Omit the pictures and output every entry below exactly as written.
--- start of Input for this task ---
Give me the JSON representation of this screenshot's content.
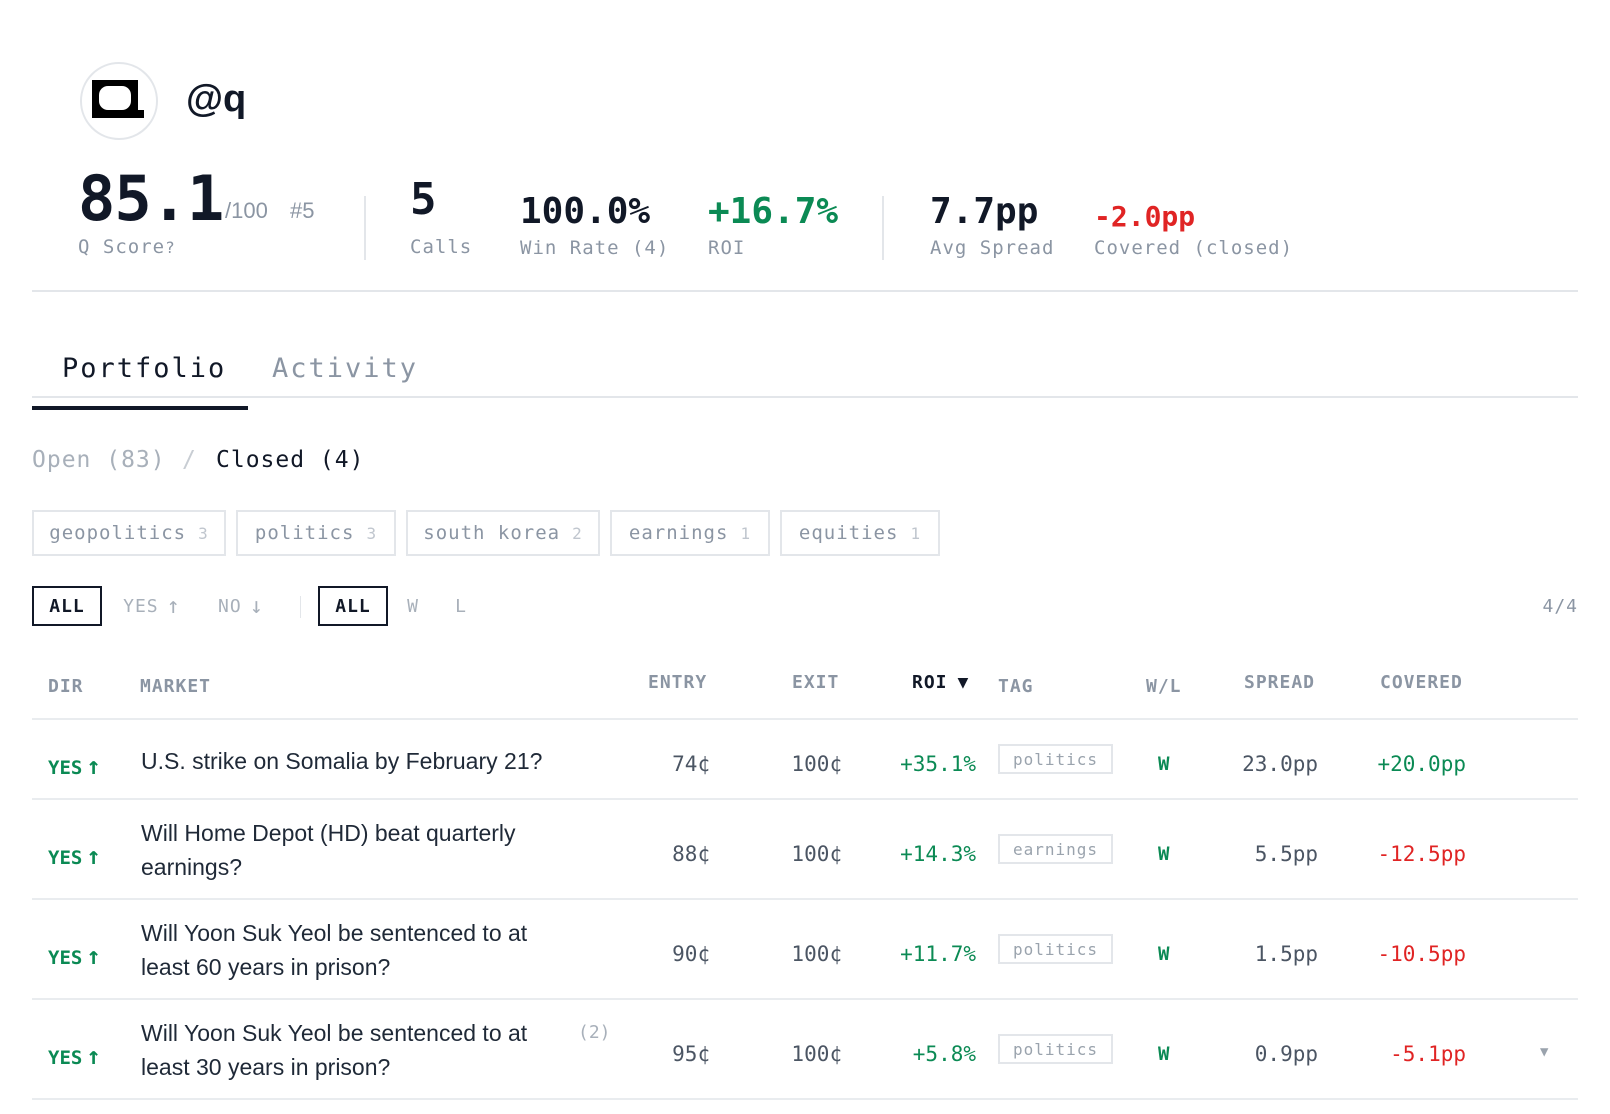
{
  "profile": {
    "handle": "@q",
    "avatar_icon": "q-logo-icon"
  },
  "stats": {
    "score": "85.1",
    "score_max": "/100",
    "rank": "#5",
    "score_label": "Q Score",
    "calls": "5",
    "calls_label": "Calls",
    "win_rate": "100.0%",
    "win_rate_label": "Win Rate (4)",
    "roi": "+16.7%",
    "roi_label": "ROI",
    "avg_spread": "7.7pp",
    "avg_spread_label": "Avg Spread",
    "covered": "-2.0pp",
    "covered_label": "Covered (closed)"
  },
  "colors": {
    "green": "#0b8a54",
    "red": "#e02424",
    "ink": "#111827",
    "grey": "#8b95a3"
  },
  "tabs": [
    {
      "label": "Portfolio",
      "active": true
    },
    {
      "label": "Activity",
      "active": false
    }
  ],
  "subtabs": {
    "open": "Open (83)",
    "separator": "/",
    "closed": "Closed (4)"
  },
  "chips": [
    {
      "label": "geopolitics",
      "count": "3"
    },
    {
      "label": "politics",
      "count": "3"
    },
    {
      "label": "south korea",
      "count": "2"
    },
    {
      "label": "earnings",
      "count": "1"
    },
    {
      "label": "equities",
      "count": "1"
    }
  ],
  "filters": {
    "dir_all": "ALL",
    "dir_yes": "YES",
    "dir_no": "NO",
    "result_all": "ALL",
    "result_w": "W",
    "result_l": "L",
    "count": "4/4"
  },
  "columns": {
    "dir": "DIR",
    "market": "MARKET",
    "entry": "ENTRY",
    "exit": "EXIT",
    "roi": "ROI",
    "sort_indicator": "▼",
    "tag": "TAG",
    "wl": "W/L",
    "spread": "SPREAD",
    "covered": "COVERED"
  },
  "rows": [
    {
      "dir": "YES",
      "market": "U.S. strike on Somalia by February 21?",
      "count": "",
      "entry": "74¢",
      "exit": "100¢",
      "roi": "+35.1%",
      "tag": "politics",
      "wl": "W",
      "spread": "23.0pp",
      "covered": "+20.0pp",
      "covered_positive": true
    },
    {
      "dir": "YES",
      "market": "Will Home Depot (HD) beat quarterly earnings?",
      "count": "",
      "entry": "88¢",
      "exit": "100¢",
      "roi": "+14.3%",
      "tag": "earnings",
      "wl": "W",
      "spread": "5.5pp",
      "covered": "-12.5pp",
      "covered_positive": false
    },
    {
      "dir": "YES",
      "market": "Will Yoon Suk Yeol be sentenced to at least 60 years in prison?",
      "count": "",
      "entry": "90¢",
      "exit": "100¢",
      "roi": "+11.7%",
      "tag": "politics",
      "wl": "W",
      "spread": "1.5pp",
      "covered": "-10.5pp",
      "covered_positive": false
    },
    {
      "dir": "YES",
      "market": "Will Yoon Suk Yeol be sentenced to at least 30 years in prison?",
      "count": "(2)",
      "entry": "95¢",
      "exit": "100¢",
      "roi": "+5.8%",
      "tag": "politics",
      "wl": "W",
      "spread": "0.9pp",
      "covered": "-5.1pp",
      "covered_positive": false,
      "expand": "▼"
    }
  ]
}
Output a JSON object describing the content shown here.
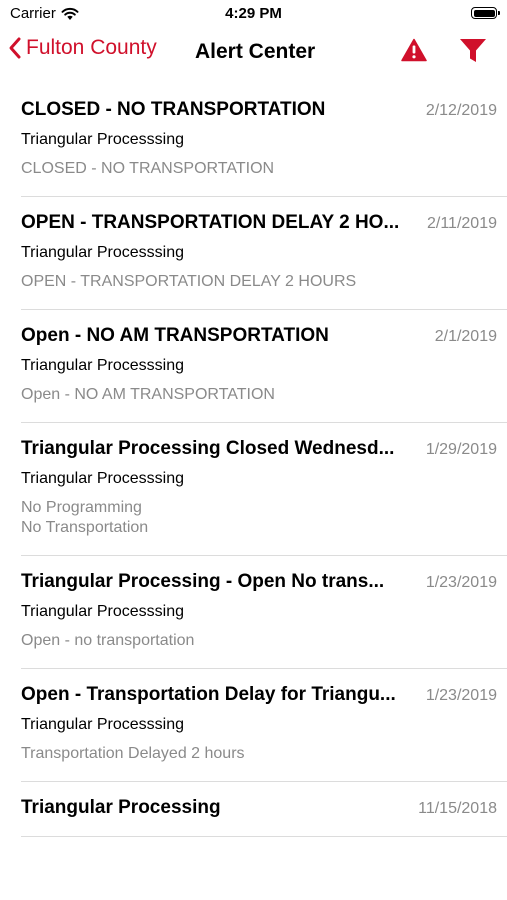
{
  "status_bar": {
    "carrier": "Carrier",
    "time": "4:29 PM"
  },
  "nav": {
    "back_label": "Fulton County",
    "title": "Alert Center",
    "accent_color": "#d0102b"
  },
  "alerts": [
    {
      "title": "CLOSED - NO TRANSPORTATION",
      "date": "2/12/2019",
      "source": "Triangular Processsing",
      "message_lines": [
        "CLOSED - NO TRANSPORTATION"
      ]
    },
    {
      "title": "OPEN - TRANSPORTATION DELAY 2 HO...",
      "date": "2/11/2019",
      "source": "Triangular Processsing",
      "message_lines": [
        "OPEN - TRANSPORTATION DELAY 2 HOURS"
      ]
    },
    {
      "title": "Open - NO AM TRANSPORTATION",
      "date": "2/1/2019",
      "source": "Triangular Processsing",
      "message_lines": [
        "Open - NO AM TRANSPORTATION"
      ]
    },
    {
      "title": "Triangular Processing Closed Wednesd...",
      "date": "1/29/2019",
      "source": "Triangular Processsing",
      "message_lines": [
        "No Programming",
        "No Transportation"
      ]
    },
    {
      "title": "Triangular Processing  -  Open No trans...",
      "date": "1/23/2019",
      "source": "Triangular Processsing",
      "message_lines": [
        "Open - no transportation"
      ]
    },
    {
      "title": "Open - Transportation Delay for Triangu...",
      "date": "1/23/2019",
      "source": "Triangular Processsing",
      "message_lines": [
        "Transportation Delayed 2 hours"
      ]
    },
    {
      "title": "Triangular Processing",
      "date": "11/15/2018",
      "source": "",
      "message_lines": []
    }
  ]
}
--- end of Input for this task ---
:: Correct answer ::
Give me the JSON representation of this screenshot's content.
{
  "profile": {
    "handle": "@q",
    "avatar_icon": "q-logo-icon"
  },
  "stats": {
    "score": "85.1",
    "score_max": "/100",
    "rank": "#5",
    "score_label": "Q Score",
    "calls": "5",
    "calls_label": "Calls",
    "win_rate": "100.0%",
    "win_rate_label": "Win Rate (4)",
    "roi": "+16.7%",
    "roi_label": "ROI",
    "avg_spread": "7.7pp",
    "avg_spread_label": "Avg Spread",
    "covered": "-2.0pp",
    "covered_label": "Covered (closed)"
  },
  "colors": {
    "green": "#0b8a54",
    "red": "#e02424",
    "ink": "#111827",
    "grey": "#8b95a3"
  },
  "tabs": [
    {
      "label": "Portfolio",
      "active": true
    },
    {
      "label": "Activity",
      "active": false
    }
  ],
  "subtabs": {
    "open": "Open (83)",
    "separator": "/",
    "closed": "Closed (4)"
  },
  "chips": [
    {
      "label": "geopolitics",
      "count": "3"
    },
    {
      "label": "politics",
      "count": "3"
    },
    {
      "label": "south korea",
      "count": "2"
    },
    {
      "label": "earnings",
      "count": "1"
    },
    {
      "label": "equities",
      "count": "1"
    }
  ],
  "filters": {
    "dir_all": "ALL",
    "dir_yes": "YES",
    "dir_no": "NO",
    "result_all": "ALL",
    "result_w": "W",
    "result_l": "L",
    "count": "4/4"
  },
  "columns": {
    "dir": "DIR",
    "market": "MARKET",
    "entry": "ENTRY",
    "exit": "EXIT",
    "roi": "ROI",
    "sort_indicator": "▼",
    "tag": "TAG",
    "wl": "W/L",
    "spread": "SPREAD",
    "covered": "COVERED"
  },
  "rows": [
    {
      "dir": "YES",
      "market": "U.S. strike on Somalia by February 21?",
      "count": "",
      "entry": "74¢",
      "exit": "100¢",
      "roi": "+35.1%",
      "tag": "politics",
      "wl": "W",
      "spread": "23.0pp",
      "covered": "+20.0pp",
      "covered_positive": true
    },
    {
      "dir": "YES",
      "market": "Will Home Depot (HD) beat quarterly earnings?",
      "count": "",
      "entry": "88¢",
      "exit": "100¢",
      "roi": "+14.3%",
      "tag": "earnings",
      "wl": "W",
      "spread": "5.5pp",
      "covered": "-12.5pp",
      "covered_positive": false
    },
    {
      "dir": "YES",
      "market": "Will Yoon Suk Yeol be sentenced to at least 60 years in prison?",
      "count": "",
      "entry": "90¢",
      "exit": "100¢",
      "roi": "+11.7%",
      "tag": "politics",
      "wl": "W",
      "spread": "1.5pp",
      "covered": "-10.5pp",
      "covered_positive": false
    },
    {
      "dir": "YES",
      "market": "Will Yoon Suk Yeol be sentenced to at least 30 years in prison?",
      "count": "(2)",
      "entry": "95¢",
      "exit": "100¢",
      "roi": "+5.8%",
      "tag": "politics",
      "wl": "W",
      "spread": "0.9pp",
      "covered": "-5.1pp",
      "covered_positive": false,
      "expand": "▼"
    }
  ]
}
Output a JSON object describing the content shown here.
{
  "status_bar": {
    "carrier": "Carrier",
    "time": "4:29 PM"
  },
  "nav": {
    "back_label": "Fulton County",
    "title": "Alert Center",
    "accent_color": "#d0102b"
  },
  "alerts": [
    {
      "title": "CLOSED - NO TRANSPORTATION",
      "date": "2/12/2019",
      "source": "Triangular Processsing",
      "message_lines": [
        "CLOSED - NO TRANSPORTATION"
      ]
    },
    {
      "title": "OPEN - TRANSPORTATION DELAY 2 HO...",
      "date": "2/11/2019",
      "source": "Triangular Processsing",
      "message_lines": [
        "OPEN - TRANSPORTATION DELAY 2 HOURS"
      ]
    },
    {
      "title": "Open - NO AM TRANSPORTATION",
      "date": "2/1/2019",
      "source": "Triangular Processsing",
      "message_lines": [
        "Open - NO AM TRANSPORTATION"
      ]
    },
    {
      "title": "Triangular Processing Closed Wednesd...",
      "date": "1/29/2019",
      "source": "Triangular Processsing",
      "message_lines": [
        "No Programming",
        "No Transportation"
      ]
    },
    {
      "title": "Triangular Processing  -  Open No trans...",
      "date": "1/23/2019",
      "source": "Triangular Processsing",
      "message_lines": [
        "Open - no transportation"
      ]
    },
    {
      "title": "Open - Transportation Delay for Triangu...",
      "date": "1/23/2019",
      "source": "Triangular Processsing",
      "message_lines": [
        "Transportation Delayed 2 hours"
      ]
    },
    {
      "title": "Triangular Processing",
      "date": "11/15/2018",
      "source": "",
      "message_lines": []
    }
  ]
}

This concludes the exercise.